(Data items)
▼

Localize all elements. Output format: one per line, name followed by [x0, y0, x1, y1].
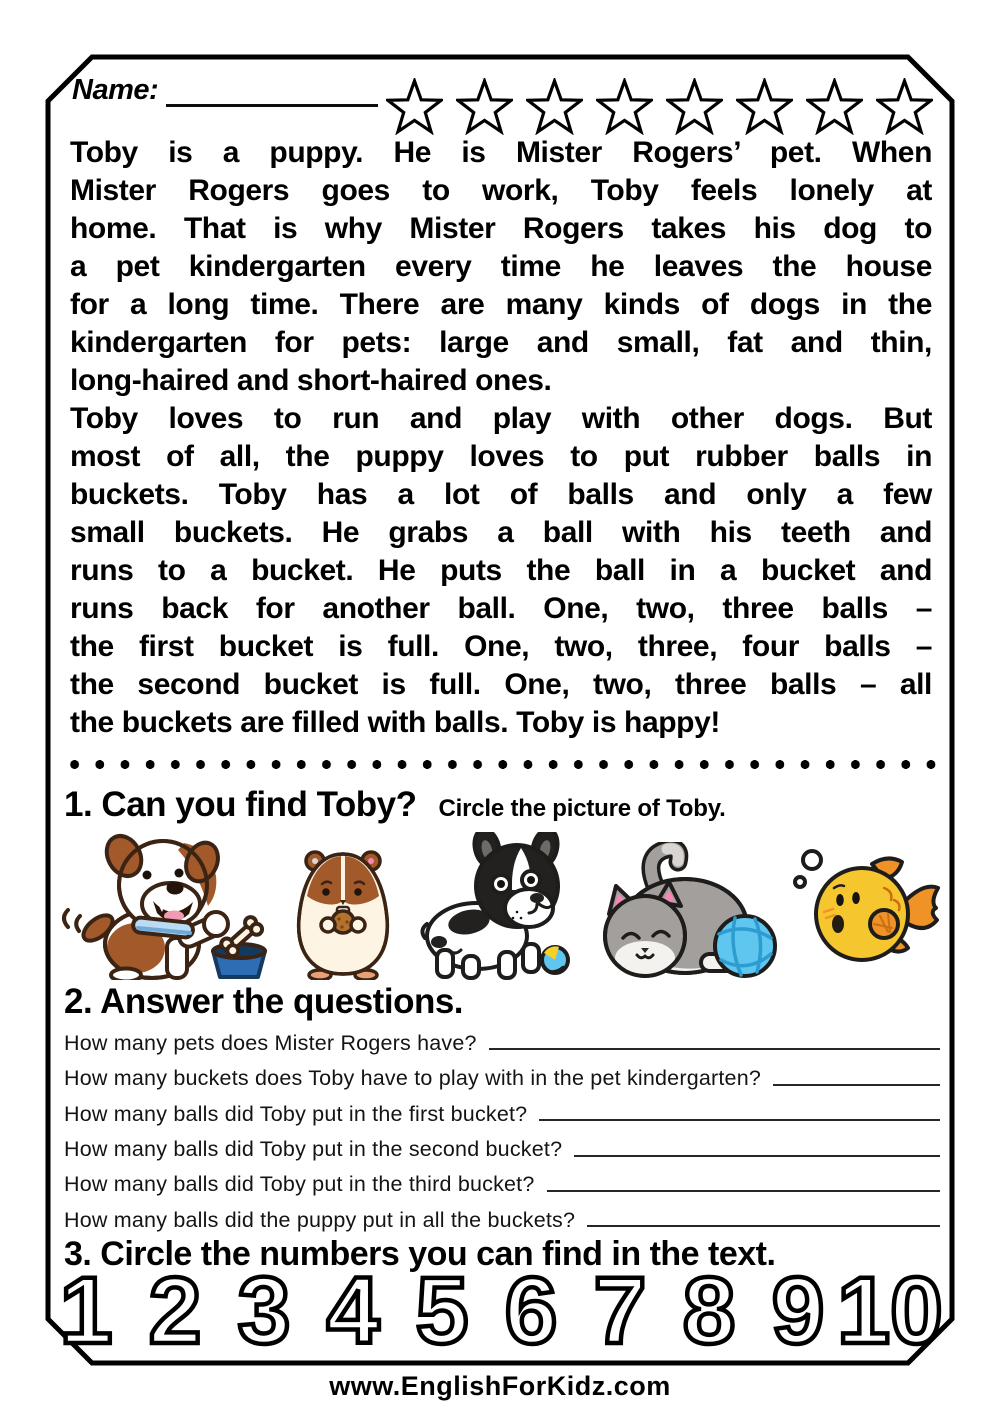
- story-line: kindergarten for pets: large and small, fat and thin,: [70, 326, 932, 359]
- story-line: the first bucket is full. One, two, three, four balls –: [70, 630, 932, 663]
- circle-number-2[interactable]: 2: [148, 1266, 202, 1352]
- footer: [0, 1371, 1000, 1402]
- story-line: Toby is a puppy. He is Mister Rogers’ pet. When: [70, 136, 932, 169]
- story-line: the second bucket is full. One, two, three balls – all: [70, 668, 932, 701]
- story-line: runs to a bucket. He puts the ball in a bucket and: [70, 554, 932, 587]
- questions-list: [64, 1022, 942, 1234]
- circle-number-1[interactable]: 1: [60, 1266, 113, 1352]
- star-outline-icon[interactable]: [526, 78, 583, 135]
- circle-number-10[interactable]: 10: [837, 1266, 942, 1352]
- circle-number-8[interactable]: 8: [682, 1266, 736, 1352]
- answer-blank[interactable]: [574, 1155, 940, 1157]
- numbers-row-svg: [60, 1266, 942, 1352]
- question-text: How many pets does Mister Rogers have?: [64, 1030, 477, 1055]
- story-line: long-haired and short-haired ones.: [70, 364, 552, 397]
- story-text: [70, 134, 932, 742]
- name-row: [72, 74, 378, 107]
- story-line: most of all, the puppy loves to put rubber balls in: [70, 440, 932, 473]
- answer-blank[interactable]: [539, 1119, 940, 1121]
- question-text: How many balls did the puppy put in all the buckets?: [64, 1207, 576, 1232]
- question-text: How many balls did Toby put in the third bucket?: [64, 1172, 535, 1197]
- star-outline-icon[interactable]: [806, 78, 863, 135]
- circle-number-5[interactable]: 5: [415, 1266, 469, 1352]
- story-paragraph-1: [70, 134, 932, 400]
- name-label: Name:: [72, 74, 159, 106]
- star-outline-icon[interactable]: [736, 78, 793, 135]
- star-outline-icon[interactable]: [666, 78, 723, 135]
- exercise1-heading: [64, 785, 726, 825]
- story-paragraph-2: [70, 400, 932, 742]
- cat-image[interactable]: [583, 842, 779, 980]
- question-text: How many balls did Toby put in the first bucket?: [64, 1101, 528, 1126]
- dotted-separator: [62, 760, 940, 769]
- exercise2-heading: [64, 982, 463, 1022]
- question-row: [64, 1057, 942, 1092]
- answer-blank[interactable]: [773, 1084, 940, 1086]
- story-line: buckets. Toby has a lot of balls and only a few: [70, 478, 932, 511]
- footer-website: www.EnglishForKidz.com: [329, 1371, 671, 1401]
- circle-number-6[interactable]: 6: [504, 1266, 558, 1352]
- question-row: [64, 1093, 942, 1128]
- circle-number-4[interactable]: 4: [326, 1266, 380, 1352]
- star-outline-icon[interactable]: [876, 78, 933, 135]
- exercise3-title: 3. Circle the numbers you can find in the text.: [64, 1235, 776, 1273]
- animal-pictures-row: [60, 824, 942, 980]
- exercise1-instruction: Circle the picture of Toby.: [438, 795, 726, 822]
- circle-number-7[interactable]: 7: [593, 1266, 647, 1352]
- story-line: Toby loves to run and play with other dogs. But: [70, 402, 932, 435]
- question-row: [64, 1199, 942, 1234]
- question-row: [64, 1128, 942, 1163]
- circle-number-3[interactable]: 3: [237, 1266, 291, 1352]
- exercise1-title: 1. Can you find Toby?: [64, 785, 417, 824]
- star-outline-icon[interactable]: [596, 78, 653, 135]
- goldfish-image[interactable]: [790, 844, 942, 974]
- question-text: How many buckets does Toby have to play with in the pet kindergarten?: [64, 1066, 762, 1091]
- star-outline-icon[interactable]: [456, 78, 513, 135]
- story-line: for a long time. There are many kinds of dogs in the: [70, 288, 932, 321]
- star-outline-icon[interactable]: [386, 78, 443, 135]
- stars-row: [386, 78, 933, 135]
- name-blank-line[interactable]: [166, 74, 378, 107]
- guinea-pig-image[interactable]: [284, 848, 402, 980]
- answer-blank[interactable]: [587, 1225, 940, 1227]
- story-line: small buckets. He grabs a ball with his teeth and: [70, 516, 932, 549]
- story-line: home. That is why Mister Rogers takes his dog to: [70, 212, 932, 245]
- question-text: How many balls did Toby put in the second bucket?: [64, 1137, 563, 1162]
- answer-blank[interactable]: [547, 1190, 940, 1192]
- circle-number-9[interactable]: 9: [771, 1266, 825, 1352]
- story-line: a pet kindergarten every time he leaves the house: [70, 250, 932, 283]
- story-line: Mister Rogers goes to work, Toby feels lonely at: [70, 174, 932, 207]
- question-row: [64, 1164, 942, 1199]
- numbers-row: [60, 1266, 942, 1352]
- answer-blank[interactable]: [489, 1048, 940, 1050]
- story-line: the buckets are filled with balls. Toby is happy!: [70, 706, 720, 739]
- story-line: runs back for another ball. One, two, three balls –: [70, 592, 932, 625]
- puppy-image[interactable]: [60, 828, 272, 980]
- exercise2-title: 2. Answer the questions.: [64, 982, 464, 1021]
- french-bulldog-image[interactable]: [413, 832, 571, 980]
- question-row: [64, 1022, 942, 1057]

▲
▼

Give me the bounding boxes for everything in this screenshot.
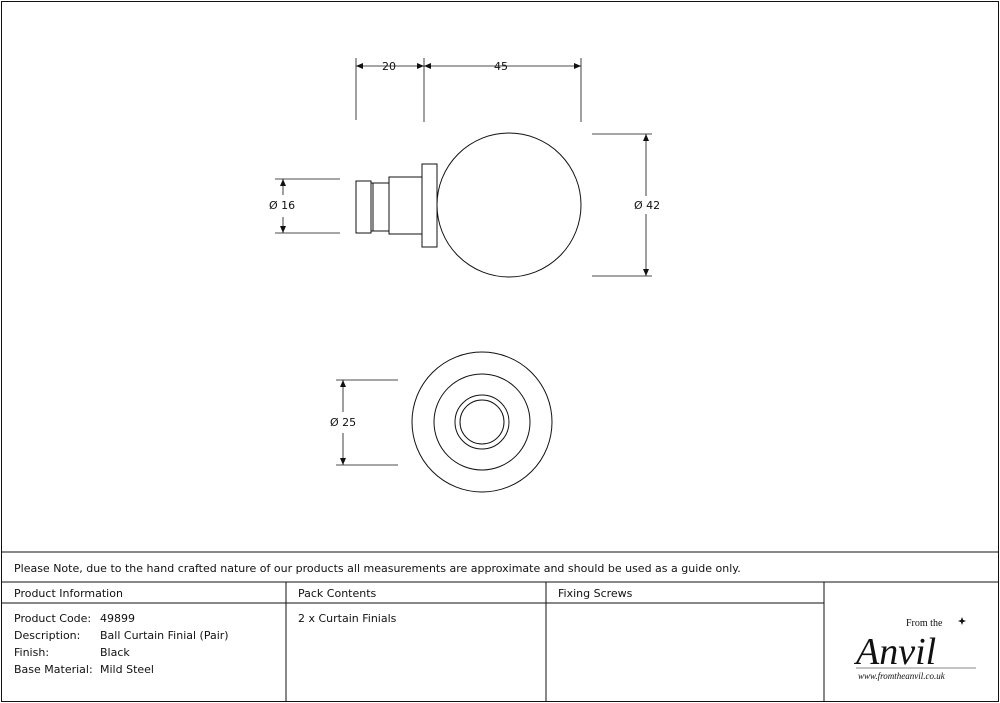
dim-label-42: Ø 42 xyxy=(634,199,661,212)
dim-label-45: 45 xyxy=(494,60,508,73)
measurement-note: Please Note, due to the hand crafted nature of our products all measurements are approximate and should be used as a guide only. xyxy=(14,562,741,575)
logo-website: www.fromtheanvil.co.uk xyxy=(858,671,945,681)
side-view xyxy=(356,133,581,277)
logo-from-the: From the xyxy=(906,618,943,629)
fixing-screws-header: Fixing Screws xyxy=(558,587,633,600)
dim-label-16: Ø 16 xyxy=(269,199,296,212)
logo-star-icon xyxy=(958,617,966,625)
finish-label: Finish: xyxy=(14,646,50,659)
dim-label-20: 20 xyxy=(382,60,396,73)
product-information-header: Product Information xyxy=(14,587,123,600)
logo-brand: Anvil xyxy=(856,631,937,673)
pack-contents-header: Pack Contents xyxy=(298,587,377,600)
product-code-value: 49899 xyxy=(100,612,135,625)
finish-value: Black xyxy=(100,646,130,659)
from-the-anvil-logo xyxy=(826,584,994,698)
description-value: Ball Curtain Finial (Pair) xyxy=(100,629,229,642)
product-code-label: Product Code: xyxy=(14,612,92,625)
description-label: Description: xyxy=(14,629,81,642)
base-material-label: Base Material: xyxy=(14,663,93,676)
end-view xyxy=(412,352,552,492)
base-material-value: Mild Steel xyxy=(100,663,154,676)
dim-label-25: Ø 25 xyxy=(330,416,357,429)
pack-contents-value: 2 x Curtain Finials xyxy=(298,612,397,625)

▲

- _The problem_:
Return the lines from the one containing "- story-line: kindergarten" through the one containing "- numbers-row-svg: [60, 1266, 942, 1352]", both included, without any changes.

- _Solved problem_:
- story-line: kindergarten for pets: large and small, fat and thin,: [70, 326, 932, 359]
- story-line: the first bucket is full. One, two, three, four balls –: [70, 630, 932, 663]
- circle-number-2[interactable]: 2: [148, 1266, 202, 1352]
- footer: [0, 1371, 1000, 1402]
- story-line: Toby is a puppy. He is Mister Rogers’ pet. When: [70, 136, 932, 169]
- story-line: the second bucket is full. One, two, three balls – all: [70, 668, 932, 701]
- story-line: runs to a bucket. He puts the ball in a bucket and: [70, 554, 932, 587]
- questions-list: [64, 1022, 942, 1234]
- circle-number-1[interactable]: 1: [60, 1266, 113, 1352]
- star-outline-icon[interactable]: [526, 78, 583, 135]
- circle-number-10[interactable]: 10: [837, 1266, 942, 1352]
- circle-number-8[interactable]: 8: [682, 1266, 736, 1352]
- answer-blank[interactable]: [574, 1155, 940, 1157]
- numbers-row-svg: [60, 1266, 942, 1352]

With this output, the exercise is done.